#### Exercise aim:
Copy each line of the entries that includes the word "nhưng".

Data records:
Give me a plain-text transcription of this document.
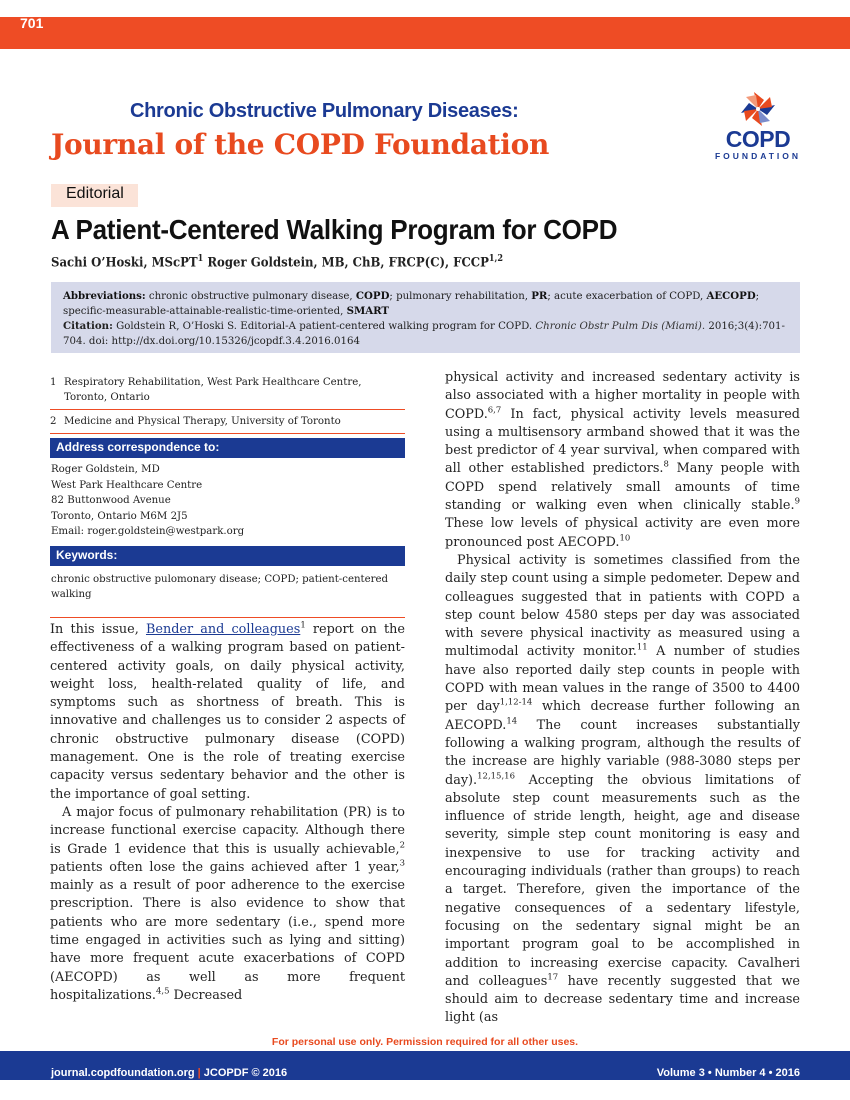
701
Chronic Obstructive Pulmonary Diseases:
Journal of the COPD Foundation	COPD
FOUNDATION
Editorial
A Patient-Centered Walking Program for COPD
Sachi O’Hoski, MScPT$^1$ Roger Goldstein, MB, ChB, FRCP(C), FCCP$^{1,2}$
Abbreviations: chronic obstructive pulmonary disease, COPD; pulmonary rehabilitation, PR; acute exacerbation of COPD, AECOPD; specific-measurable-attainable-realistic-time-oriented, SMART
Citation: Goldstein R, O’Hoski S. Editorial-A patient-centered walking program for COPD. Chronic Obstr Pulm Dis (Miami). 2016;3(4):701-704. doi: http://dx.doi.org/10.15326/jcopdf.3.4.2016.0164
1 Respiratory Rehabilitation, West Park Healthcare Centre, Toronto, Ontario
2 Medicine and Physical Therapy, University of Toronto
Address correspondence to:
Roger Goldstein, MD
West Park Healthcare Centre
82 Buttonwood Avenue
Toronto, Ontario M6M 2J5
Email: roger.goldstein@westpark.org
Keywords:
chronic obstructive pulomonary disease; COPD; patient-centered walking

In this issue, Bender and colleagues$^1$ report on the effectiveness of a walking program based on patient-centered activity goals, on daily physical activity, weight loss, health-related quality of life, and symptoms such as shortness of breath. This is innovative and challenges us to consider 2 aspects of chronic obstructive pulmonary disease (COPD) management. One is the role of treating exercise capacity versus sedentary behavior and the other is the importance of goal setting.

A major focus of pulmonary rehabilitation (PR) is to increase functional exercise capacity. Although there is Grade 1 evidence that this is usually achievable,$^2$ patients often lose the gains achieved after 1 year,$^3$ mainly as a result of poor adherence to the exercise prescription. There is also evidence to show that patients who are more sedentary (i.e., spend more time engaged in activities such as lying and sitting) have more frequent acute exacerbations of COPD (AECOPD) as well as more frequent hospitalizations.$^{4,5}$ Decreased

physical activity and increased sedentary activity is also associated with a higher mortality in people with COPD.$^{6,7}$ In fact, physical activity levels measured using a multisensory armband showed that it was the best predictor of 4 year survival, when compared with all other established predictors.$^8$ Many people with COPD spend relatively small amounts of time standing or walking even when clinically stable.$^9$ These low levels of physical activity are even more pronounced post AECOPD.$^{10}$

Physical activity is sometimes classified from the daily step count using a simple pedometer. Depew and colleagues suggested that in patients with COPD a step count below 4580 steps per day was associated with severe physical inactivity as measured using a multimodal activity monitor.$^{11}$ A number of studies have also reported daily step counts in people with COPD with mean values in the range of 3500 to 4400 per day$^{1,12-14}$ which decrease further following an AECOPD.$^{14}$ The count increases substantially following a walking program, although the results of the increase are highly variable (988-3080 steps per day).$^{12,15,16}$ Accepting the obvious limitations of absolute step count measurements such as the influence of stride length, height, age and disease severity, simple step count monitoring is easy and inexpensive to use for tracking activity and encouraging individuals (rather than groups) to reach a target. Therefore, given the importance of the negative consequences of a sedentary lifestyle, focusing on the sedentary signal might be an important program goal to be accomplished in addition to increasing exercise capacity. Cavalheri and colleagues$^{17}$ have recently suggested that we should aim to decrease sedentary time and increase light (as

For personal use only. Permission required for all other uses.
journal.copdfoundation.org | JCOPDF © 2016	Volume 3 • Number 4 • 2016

--

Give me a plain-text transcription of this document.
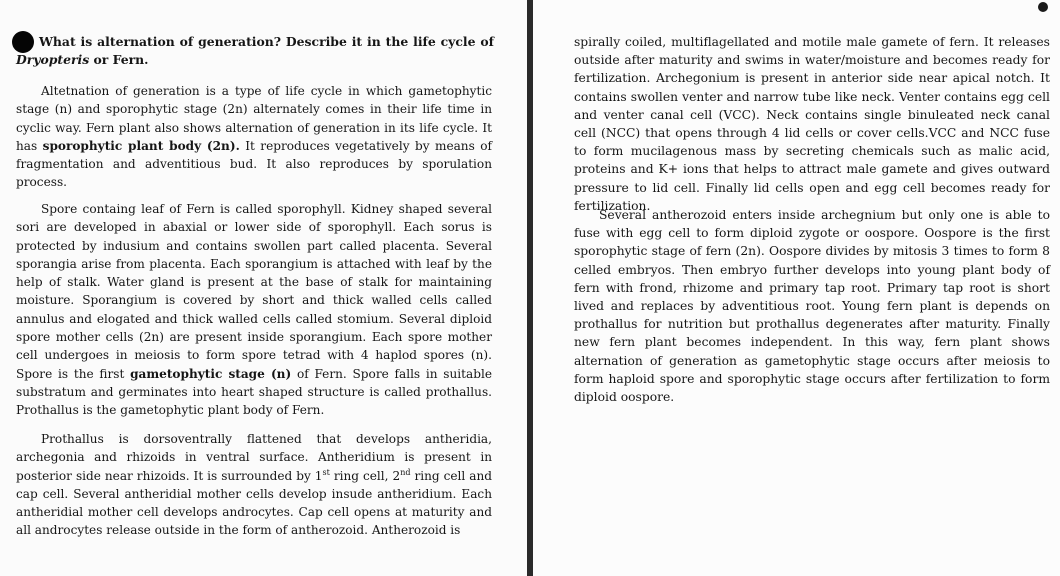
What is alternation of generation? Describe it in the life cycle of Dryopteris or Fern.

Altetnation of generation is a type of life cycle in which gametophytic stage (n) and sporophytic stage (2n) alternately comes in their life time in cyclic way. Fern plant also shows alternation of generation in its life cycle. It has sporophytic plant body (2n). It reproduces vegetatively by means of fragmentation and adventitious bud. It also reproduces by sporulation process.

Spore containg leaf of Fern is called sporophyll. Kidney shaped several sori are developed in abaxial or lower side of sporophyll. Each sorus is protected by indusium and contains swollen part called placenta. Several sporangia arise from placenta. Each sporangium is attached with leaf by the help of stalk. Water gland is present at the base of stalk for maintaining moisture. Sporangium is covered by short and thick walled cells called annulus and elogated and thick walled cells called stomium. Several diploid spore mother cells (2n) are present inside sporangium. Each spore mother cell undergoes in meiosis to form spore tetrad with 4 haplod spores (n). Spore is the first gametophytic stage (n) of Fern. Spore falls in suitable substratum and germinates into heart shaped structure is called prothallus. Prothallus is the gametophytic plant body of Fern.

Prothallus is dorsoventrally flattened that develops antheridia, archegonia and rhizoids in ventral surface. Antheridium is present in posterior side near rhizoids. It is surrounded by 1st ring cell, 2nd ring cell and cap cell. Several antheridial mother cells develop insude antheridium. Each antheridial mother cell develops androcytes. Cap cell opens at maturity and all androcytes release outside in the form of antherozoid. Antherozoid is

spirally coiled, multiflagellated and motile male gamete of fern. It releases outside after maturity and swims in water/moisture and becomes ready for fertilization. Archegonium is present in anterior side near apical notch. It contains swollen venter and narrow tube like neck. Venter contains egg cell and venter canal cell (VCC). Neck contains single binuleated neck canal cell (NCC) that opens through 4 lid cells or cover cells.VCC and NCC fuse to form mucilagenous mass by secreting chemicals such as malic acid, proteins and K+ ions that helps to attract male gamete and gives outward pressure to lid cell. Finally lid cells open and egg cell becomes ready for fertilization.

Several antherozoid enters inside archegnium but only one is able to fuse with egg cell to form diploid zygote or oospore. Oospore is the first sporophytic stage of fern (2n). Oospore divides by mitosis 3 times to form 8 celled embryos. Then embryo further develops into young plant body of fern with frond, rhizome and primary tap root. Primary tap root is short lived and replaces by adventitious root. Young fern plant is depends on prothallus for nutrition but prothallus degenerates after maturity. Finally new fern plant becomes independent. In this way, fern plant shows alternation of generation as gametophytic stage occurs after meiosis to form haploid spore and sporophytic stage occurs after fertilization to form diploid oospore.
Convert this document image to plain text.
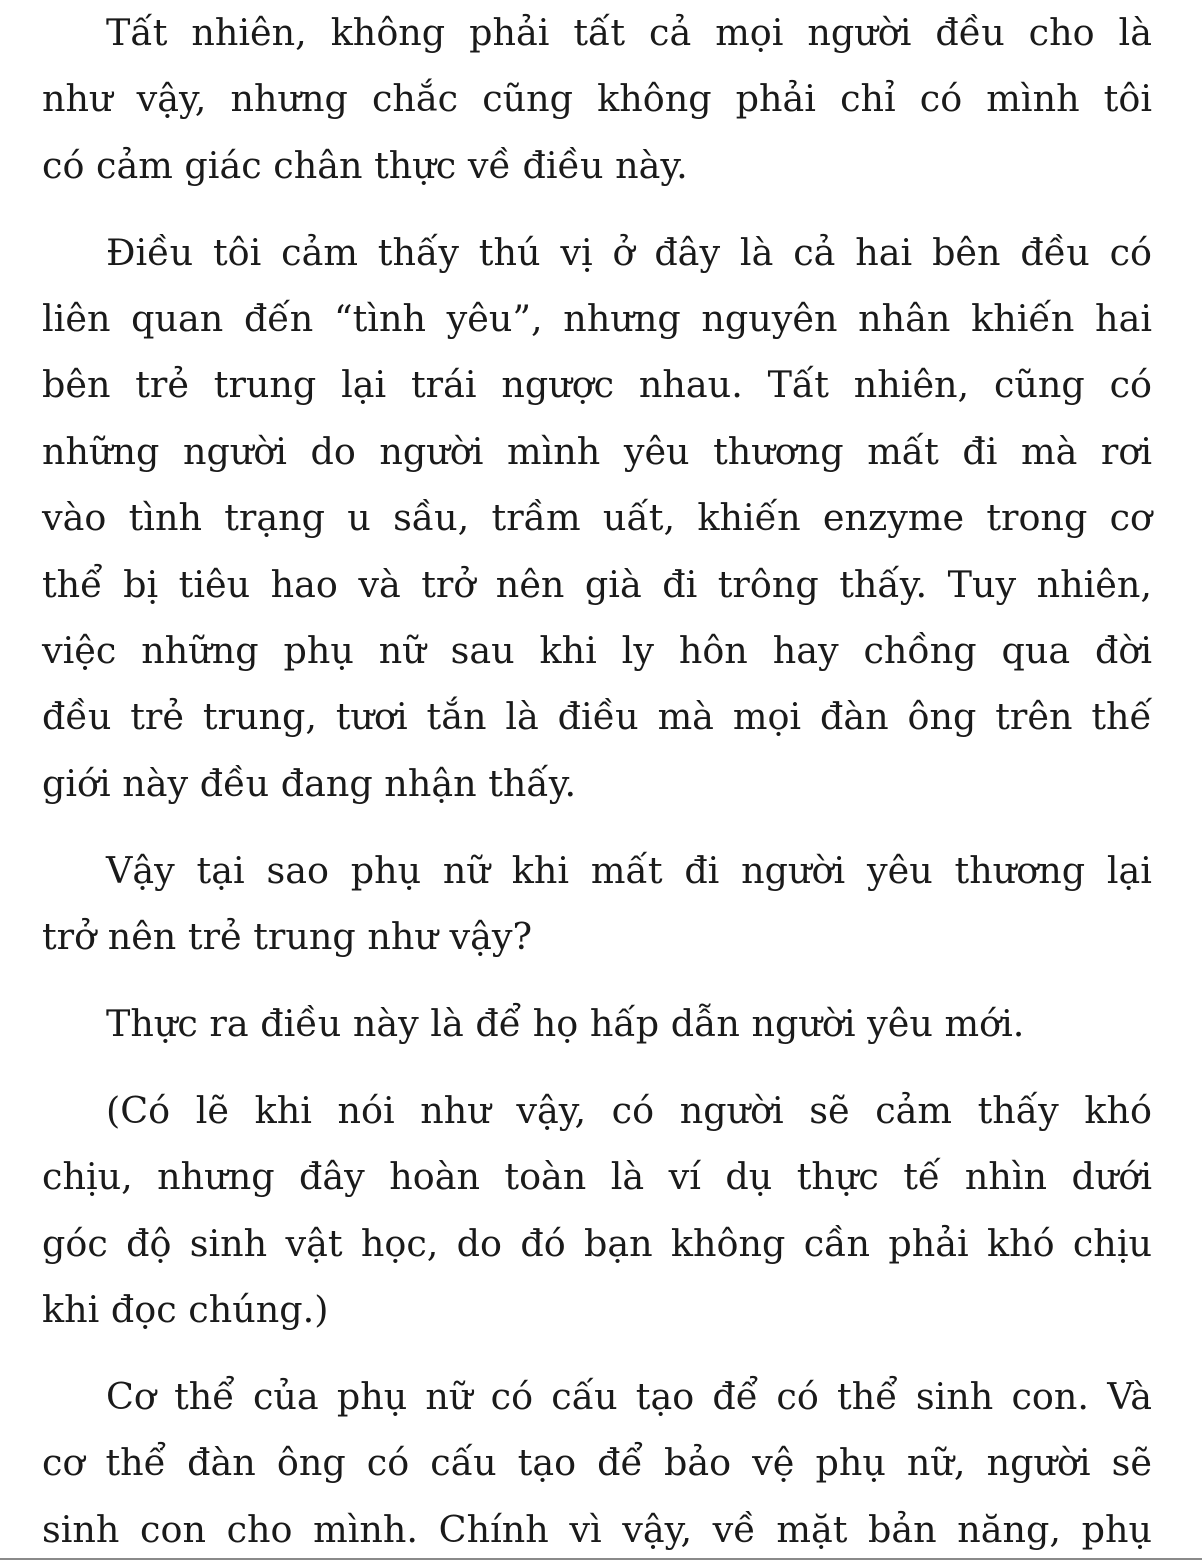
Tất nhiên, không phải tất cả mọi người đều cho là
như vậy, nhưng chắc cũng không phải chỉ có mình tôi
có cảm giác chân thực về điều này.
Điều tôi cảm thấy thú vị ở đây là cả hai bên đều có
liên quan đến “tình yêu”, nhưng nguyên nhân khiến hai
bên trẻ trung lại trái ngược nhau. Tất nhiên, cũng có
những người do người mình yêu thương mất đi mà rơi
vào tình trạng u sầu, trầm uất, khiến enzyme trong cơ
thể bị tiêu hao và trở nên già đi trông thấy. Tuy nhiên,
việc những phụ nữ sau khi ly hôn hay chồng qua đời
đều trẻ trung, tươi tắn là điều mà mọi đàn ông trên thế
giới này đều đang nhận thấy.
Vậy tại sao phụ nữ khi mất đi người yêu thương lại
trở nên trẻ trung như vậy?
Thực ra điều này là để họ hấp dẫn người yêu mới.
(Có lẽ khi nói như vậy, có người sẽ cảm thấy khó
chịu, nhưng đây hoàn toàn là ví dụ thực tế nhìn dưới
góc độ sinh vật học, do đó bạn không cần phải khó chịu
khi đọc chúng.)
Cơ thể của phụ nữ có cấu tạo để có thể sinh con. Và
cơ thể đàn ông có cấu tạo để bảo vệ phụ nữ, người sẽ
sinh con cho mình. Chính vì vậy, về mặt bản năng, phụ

==

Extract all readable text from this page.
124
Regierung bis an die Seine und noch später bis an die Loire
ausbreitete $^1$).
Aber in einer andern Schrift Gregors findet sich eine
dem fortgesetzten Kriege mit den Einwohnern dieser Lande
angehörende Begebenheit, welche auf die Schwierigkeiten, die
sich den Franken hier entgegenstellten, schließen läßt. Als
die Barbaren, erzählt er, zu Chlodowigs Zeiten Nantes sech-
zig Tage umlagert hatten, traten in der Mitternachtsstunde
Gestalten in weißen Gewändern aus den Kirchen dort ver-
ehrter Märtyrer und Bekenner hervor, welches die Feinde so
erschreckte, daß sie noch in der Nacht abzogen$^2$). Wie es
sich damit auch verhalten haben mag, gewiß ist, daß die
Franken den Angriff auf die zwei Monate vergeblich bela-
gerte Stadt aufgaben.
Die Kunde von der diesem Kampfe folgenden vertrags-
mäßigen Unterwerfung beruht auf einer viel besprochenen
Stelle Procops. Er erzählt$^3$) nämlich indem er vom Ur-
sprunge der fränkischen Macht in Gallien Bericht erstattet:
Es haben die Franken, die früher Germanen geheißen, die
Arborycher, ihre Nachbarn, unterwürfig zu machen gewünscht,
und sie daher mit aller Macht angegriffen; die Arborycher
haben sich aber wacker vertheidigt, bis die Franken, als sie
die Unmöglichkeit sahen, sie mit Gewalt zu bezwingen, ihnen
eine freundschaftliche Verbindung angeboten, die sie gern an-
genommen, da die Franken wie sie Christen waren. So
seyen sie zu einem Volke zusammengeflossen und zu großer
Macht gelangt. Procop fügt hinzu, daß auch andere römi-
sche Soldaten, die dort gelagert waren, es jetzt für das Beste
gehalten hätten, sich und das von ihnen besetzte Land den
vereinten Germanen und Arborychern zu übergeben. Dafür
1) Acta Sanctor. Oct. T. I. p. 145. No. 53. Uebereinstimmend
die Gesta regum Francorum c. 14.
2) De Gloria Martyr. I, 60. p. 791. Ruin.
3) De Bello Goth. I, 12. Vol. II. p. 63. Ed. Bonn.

#### Task result:
như vậy, nhưng chắc cũng không phải chỉ có mình tôi
liên quan đến “tình yêu”, nhưng nguyên nhân khiến hai
chịu, nhưng đây hoàn toàn là ví dụ thực tế nhìn dưới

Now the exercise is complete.